Challenge
Give the material again in full, matching it exactly.

═════ Exercise data ═════

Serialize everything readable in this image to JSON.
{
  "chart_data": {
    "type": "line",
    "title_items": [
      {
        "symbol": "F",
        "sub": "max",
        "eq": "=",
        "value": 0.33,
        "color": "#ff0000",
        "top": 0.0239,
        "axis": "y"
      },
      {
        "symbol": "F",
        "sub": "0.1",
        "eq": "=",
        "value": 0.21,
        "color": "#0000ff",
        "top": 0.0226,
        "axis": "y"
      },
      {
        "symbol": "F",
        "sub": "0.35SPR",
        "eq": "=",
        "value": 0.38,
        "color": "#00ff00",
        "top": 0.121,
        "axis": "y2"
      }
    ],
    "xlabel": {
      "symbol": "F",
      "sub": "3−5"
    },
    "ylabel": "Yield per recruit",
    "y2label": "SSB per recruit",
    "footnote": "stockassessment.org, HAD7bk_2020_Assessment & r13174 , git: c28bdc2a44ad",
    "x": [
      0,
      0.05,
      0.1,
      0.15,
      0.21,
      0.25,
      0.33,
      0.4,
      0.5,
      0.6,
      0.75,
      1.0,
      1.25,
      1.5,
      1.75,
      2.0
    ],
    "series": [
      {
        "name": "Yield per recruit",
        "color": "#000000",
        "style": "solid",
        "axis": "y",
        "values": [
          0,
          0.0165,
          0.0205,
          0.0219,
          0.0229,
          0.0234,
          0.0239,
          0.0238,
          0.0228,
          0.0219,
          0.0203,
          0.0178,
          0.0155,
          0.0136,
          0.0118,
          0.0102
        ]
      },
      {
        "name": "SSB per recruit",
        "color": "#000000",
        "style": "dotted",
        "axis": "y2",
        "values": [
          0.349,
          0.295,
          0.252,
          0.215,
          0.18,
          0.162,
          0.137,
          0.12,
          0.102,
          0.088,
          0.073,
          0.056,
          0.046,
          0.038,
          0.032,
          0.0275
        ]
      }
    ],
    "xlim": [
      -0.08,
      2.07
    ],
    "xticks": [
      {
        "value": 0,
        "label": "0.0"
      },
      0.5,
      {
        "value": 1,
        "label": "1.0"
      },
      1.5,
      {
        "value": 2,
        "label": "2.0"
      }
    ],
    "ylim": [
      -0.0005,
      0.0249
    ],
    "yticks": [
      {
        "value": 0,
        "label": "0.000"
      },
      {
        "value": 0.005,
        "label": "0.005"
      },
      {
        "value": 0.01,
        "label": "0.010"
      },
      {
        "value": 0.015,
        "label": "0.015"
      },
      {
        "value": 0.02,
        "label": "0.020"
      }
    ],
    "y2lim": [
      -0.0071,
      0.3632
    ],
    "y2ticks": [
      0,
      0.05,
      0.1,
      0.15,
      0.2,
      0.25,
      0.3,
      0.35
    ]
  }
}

═════

Problem solution
Serialize everything readable in this image to JSON.
{
  "chart_data": {
    "type": "line",
    "title_items": [
      {
        "symbol": "F",
        "sub": "max",
        "eq": "=",
        "value": 0.33,
        "color": "#ff0000",
        "top": 0.0239,
        "axis": "y"
      },
      {
        "symbol": "F",
        "sub": "0.1",
        "eq": "=",
        "value": 0.21,
        "color": "#0000ff",
        "top": 0.0226,
        "axis": "y"
      },
      {
        "symbol": "F",
        "sub": "0.35SPR",
        "eq": "=",
        "value": 0.38,
        "color": "#00ff00",
        "top": 0.121,
        "axis": "y2"
      }
    ],
    "xlabel": {
      "symbol": "F",
      "sub": "3−5"
    },
    "ylabel": "Yield per recruit",
    "y2label": "SSB per recruit",
    "footnote": "stockassessment.org, HAD7bk_2020_Assessment & r13174 , git: c28bdc2a44ad",
    "x": [
      0,
      0.05,
      0.1,
      0.15,
      0.21,
      0.25,
      0.33,
      0.4,
      0.5,
      0.6,
      0.75,
      1.0,
      1.25,
      1.5,
      1.75,
      2.0
    ],
    "series": [
      {
        "name": "Yield per recruit",
        "color": "#000000",
        "style": "solid",
        "axis": "y",
        "values": [
          0,
          0.0165,
          0.0205,
          0.0219,
          0.0229,
          0.0234,
          0.0239,
          0.0238,
          0.0228,
          0.0219,
          0.0203,
          0.0178,
          0.0155,
          0.0136,
          0.0118,
          0.0102
        ]
      },
      {
        "name": "SSB per recruit",
        "color": "#000000",
        "style": "dotted",
        "axis": "y2",
        "values": [
          0.349,
          0.295,
          0.252,
          0.215,
          0.18,
          0.162,
          0.137,
          0.12,
          0.102,
          0.088,
          0.073,
          0.056,
          0.046,
          0.038,
          0.032,
          0.0275
        ]
      }
    ],
    "xlim": [
      -0.08,
      2.07
    ],
    "xticks": [
      {
        "value": 0,
        "label": "0.0"
      },
      0.5,
      {
        "value": 1,
        "label": "1.0"
      },
      1.5,
      {
        "value": 2,
        "label": "2.0"
      }
    ],
    "ylim": [
      -0.0005,
      0.0249
    ],
    "yticks": [
      {
        "value": 0,
        "label": "0.000"
      },
      {
        "value": 0.005,
        "label": "0.005"
      },
      {
        "value": 0.01,
        "label": "0.010"
      },
      {
        "value": 0.015,
        "label": "0.015"
      },
      {
        "value": 0.02,
        "label": "0.020"
      }
    ],
    "y2lim": [
      -0.0071,
      0.3632
    ],
    "y2ticks": [
      0,
      0.05,
      0.1,
      0.15,
      0.2,
      0.25,
      0.3,
      0.35
    ]
  }
}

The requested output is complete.